[AIM OF THE EXERCISE] Every record that follows should be printed verbatim.

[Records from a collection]
--- Begin ---

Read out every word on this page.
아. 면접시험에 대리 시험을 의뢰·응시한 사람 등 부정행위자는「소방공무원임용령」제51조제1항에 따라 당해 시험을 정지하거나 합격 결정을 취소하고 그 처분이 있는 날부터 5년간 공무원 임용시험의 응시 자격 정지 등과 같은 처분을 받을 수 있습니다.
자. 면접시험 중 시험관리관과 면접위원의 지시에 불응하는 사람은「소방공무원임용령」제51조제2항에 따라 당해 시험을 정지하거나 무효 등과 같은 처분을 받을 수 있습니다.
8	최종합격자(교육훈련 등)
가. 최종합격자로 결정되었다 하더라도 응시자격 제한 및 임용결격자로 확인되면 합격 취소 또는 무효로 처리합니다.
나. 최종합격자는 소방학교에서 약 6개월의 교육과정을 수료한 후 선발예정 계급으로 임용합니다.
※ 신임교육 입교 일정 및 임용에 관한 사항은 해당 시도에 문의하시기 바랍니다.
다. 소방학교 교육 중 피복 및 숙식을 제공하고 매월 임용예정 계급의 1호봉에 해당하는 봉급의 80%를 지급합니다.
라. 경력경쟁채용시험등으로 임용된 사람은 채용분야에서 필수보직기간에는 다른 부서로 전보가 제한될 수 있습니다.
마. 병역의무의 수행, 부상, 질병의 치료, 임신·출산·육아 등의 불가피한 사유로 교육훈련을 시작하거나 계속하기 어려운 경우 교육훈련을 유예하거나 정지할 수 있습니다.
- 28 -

--- End ---

[FULL ANSWER]
Read out every word on this page.
아. 면접시험에 대리 시험을 의뢰·응시한 사람 등 부정행위자는「소방공무원임용령」제51조제1항에 따라 당해 시험을 정지하거나 합격 결정을 취소하고 그 처분이 있는 날부터 5년간 공무원 임용시험의 응시 자격 정지 등과 같은 처분을 받을 수 있습니다.
자. 면접시험 중 시험관리관과 면접위원의 지시에 불응하는 사람은「소방공무원임용령」제51조제2항에 따라 당해 시험을 정지하거나 무효 등과 같은 처분을 받을 수 있습니다.
8	최종합격자(교육훈련 등)
가. 최종합격자로 결정되었다 하더라도 응시자격 제한 및 임용결격자로 확인되면 합격 취소 또는 무효로 처리합니다.
나. 최종합격자는 소방학교에서 약 6개월의 교육과정을 수료한 후 선발예정 계급으로 임용합니다.
※ 신임교육 입교 일정 및 임용에 관한 사항은 해당 시도에 문의하시기 바랍니다.
다. 소방학교 교육 중 피복 및 숙식을 제공하고 매월 임용예정 계급의 1호봉에 해당하는 봉급의 80%를 지급합니다.
라. 경력경쟁채용시험등으로 임용된 사람은 채용분야에서 필수보직기간에는 다른 부서로 전보가 제한될 수 있습니다.
마. 병역의무의 수행, 부상, 질병의 치료, 임신·출산·육아 등의 불가피한 사유로 교육훈련을 시작하거나 계속하기 어려운 경우 교육훈련을 유예하거나 정지할 수 있습니다.
- 28 -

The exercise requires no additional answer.